> Data for this exercise:
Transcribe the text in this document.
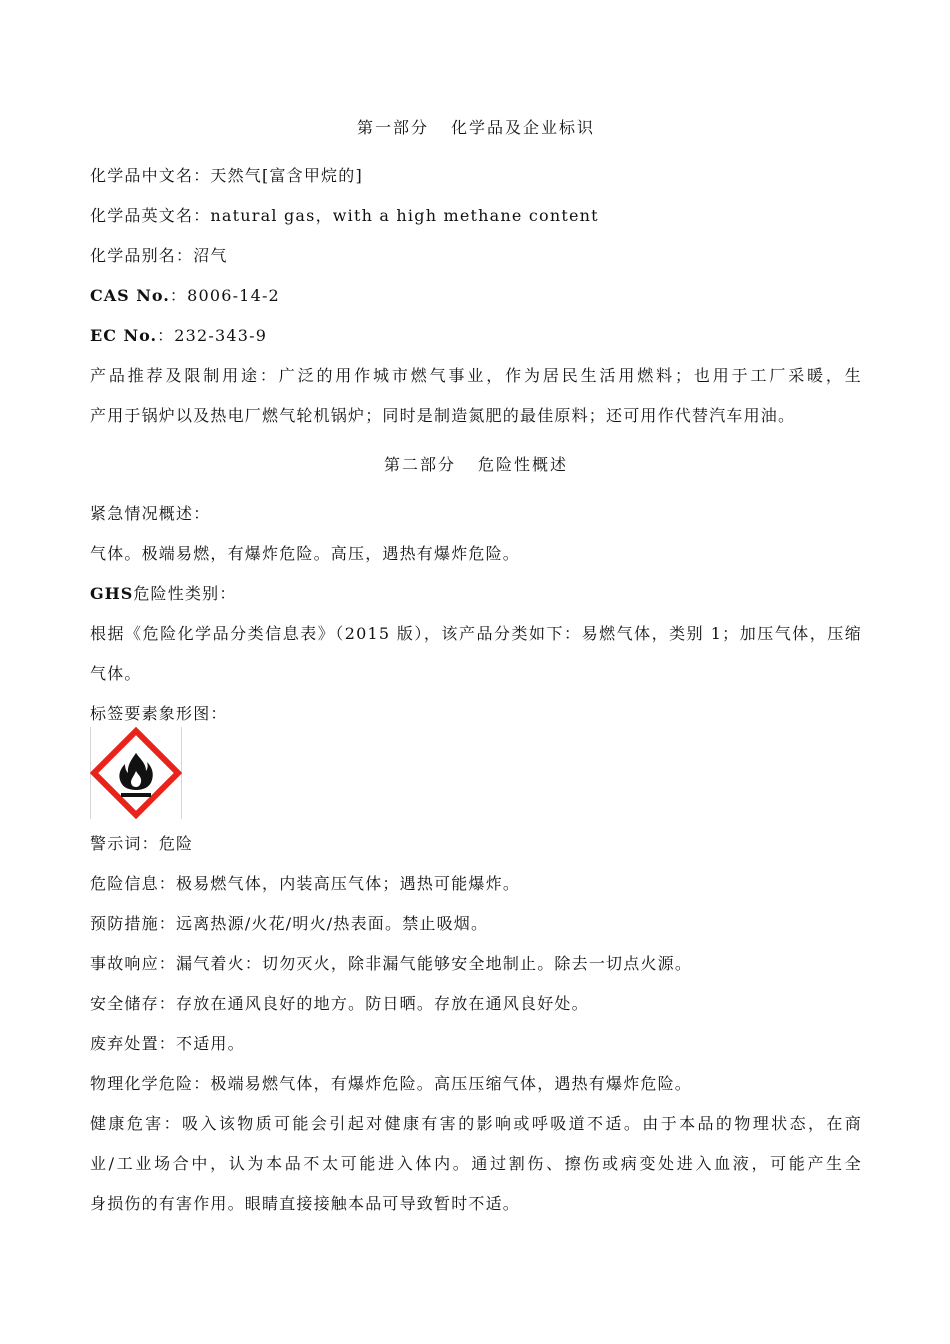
第一部分 化学品及企业标识
化学品中文名：天然气[富含甲烷的]
化学品英文名：natural gas，with a high methane content
化学品别名：沼气
CAS No.：8006-14-2
EC No.：232-343-9
产品推荐及限制用途：广泛的用作城市燃气事业，作为居民生活用燃料；也用于工厂采暖，生
产用于锅炉以及热电厂燃气轮机锅炉；同时是制造氮肥的最佳原料；还可用作代替汽车用油。
第二部分 危险性概述
紧急情况概述：
气体。极端易燃，有爆炸危险。高压，遇热有爆炸危险。
GHS危险性类别：
根据《危险化学品分类信息表》（2015 版），该产品分类如下：易燃气体，类别 1；加压气体，压缩
气体。
标签要素象形图：
警示词：危险
危险信息：极易燃气体，内装高压气体；遇热可能爆炸。
预防措施：远离热源/火花/明火/热表面。禁止吸烟。
事故响应：漏气着火：切勿灭火，除非漏气能够安全地制止。除去一切点火源。
安全储存：存放在通风良好的地方。防日晒。存放在通风良好处。
废弃处置：不适用。
物理化学危险：极端易燃气体，有爆炸危险。高压压缩气体，遇热有爆炸危险。
健康危害：吸入该物质可能会引起对健康有害的影响或呼吸道不适。由于本品的物理状态，在商
业/工业场合中，认为本品不太可能进入体内。通过割伤、擦伤或病变处进入血液，可能产生全
身损伤的有害作用。眼睛直接接触本品可导致暂时不适。
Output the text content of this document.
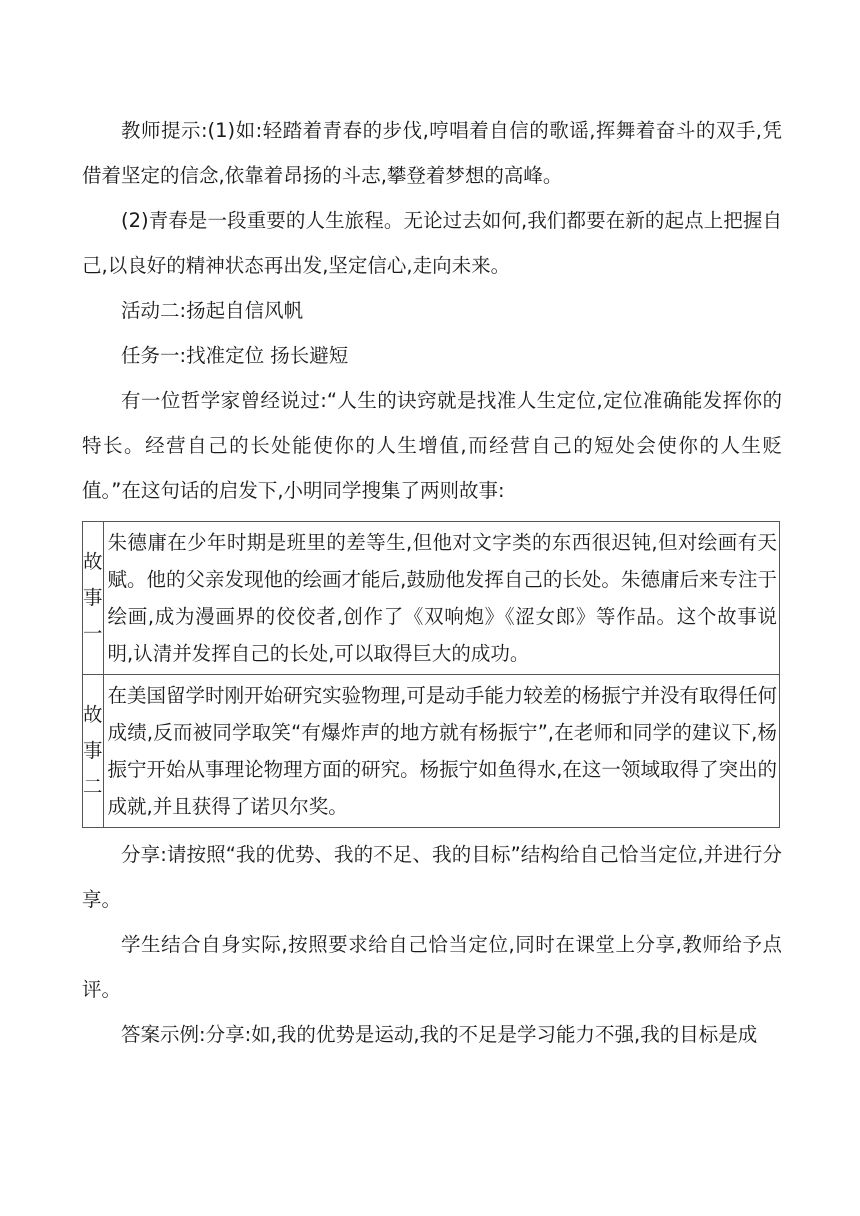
教师提示:(1)如:轻踏着青春的步伐,哼唱着自信的歌谣,挥舞着奋斗的双手,凭借着坚定的信念,依靠着昂扬的斗志,攀登着梦想的高峰。

(2)青春是一段重要的人生旅程。无论过去如何,我们都要在新的起点上把握自己,以良好的精神状态再出发,坚定信心,走向未来。

活动二:扬起自信风帆

任务一:找准定位 扬长避短

有一位哲学家曾经说过:“人生的诀窍就是找准人生定位,定位准确能发挥你的特长。经营自己的长处能使你的人生增值,而经营自己的短处会使你的人生贬值。”在这句话的启发下,小明同学搜集了两则故事:

故
事
一	朱德庸在少年时期是班里的差等生,但他对文字类的东西很迟钝,但对绘画有天赋。他的父亲发现他的绘画才能后,鼓励他发挥自己的长处。朱德庸后来专注于绘画,成为漫画界的佼佼者,创作了《双响炮》《涩女郎》等作品。这个故事说明,认清并发挥自己的长处,可以取得巨大的成功。

故
事
二	在美国留学时刚开始研究实验物理,可是动手能力较差的杨振宁并没有取得任何成绩,反而被同学取笑“有爆炸声的地方就有杨振宁”,在老师和同学的建议下,杨振宁开始从事理论物理方面的研究。杨振宁如鱼得水,在这一领域取得了突出的成就,并且获得了诺贝尔奖。

分享:请按照“我的优势、我的不足、我的目标”结构给自己恰当定位,并进行分享。

学生结合自身实际,按照要求给自己恰当定位,同时在课堂上分享,教师给予点评。

答案示例:分享:如,我的优势是运动,我的不足是学习能力不强,我的目标是成
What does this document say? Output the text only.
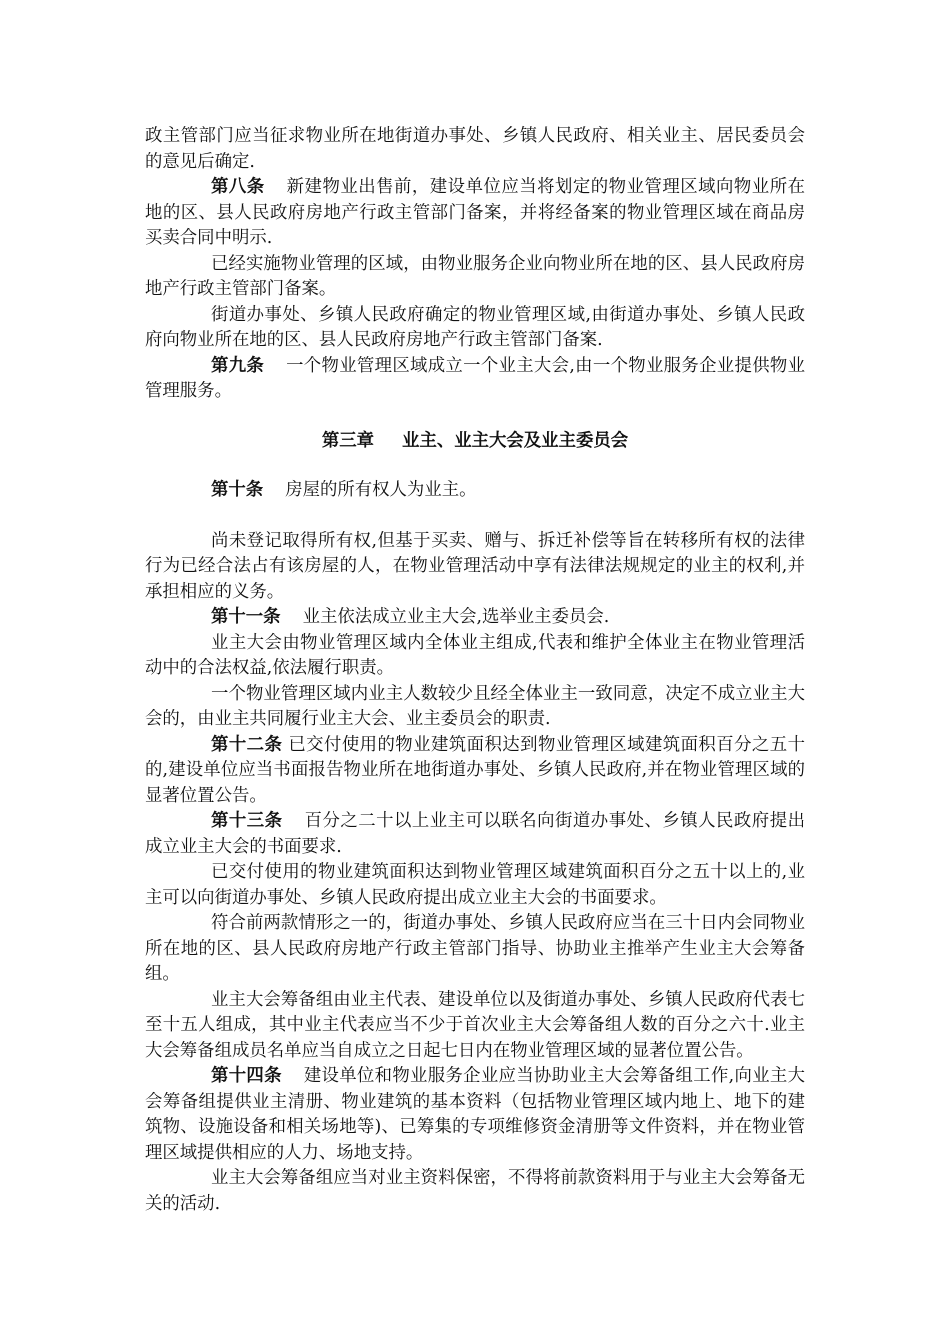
政主管部门应当征求物业所在地街道办事处、乡镇人民政府、相关业主、居民委员会的意见后确定.

第八条 新建物业出售前，建设单位应当将划定的物业管理区域向物业所在地的区、县人民政府房地产行政主管部门备案，并将经备案的物业管理区域在商品房买卖合同中明示.

已经实施物业管理的区域，由物业服务企业向物业所在地的区、县人民政府房地产行政主管部门备案。

街道办事处、乡镇人民政府确定的物业管理区域,由街道办事处、乡镇人民政府向物业所在地的区、县人民政府房地产行政主管部门备案.

第九条 一个物业管理区域成立一个业主大会,由一个物业服务企业提供物业管理服务。

第三章 业主、业主大会及业主委员会

第十条 房屋的所有权人为业主。

尚未登记取得所有权,但基于买卖、赠与、拆迁补偿等旨在转移所有权的法律行为已经合法占有该房屋的人，在物业管理活动中享有法律法规规定的业主的权利,并承担相应的义务。

第十一条 业主依法成立业主大会,选举业主委员会.

业主大会由物业管理区域内全体业主组成,代表和维护全体业主在物业管理活动中的合法权益,依法履行职责。

一个物业管理区域内业主人数较少且经全体业主一致同意，决定不成立业主大会的，由业主共同履行业主大会、业主委员会的职责.

第十二条 已交付使用的物业建筑面积达到物业管理区域建筑面积百分之五十的,建设单位应当书面报告物业所在地街道办事处、乡镇人民政府,并在物业管理区域的显著位置公告。

第十三条 百分之二十以上业主可以联名向街道办事处、乡镇人民政府提出成立业主大会的书面要求.

已交付使用的物业建筑面积达到物业管理区域建筑面积百分之五十以上的,业主可以向街道办事处、乡镇人民政府提出成立业主大会的书面要求。

符合前两款情形之一的，街道办事处、乡镇人民政府应当在三十日内会同物业所在地的区、县人民政府房地产行政主管部门指导、协助业主推举产生业主大会筹备组。

业主大会筹备组由业主代表、建设单位以及街道办事处、乡镇人民政府代表七至十五人组成，其中业主代表应当不少于首次业主大会筹备组人数的百分之六十.业主大会筹备组成员名单应当自成立之日起七日内在物业管理区域的显著位置公告。

第十四条 建设单位和物业服务企业应当协助业主大会筹备组工作,向业主大会筹备组提供业主清册、物业建筑的基本资料（包括物业管理区域内地上、地下的建筑物、设施设备和相关场地等)、已筹集的专项维修资金清册等文件资料，并在物业管理区域提供相应的人力、场地支持。

业主大会筹备组应当对业主资料保密，不得将前款资料用于与业主大会筹备无关的活动.
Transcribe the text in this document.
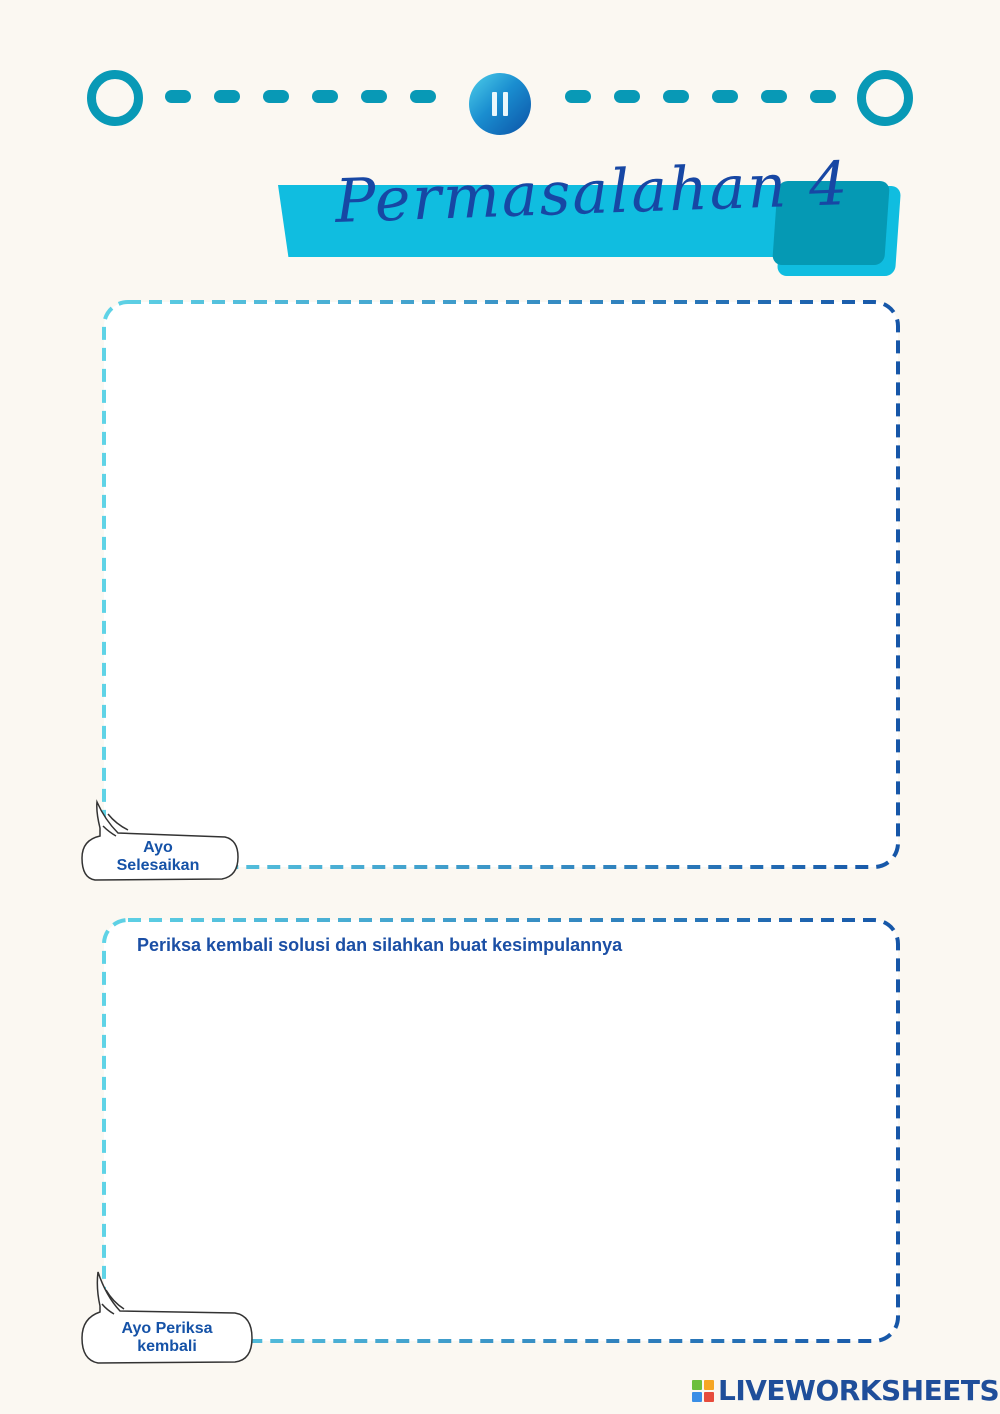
Permasalahan 4
Periksa kembali solusi dan silahkan buat kesimpulannya
Ayo
Selesaikan
Ayo Periksa
kembali
LIVEWORKSHEETS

> Problem to solve:
Look through the material and copy each line that has "县人民政府房地产行政主管部门备案".

> Exercise response:
第八条 新建物业出售前，建设单位应当将划定的物业管理区域向物业所在地的区、县人民政府房地产行政主管部门备案，并将经备案的物业管理区域在商品房买卖合同中明示.
已经实施物业管理的区域，由物业服务企业向物业所在地的区、县人民政府房地产行政主管部门备案。
街道办事处、乡镇人民政府确定的物业管理区域,由街道办事处、乡镇人民政府向物业所在地的区、县人民政府房地产行政主管部门备案.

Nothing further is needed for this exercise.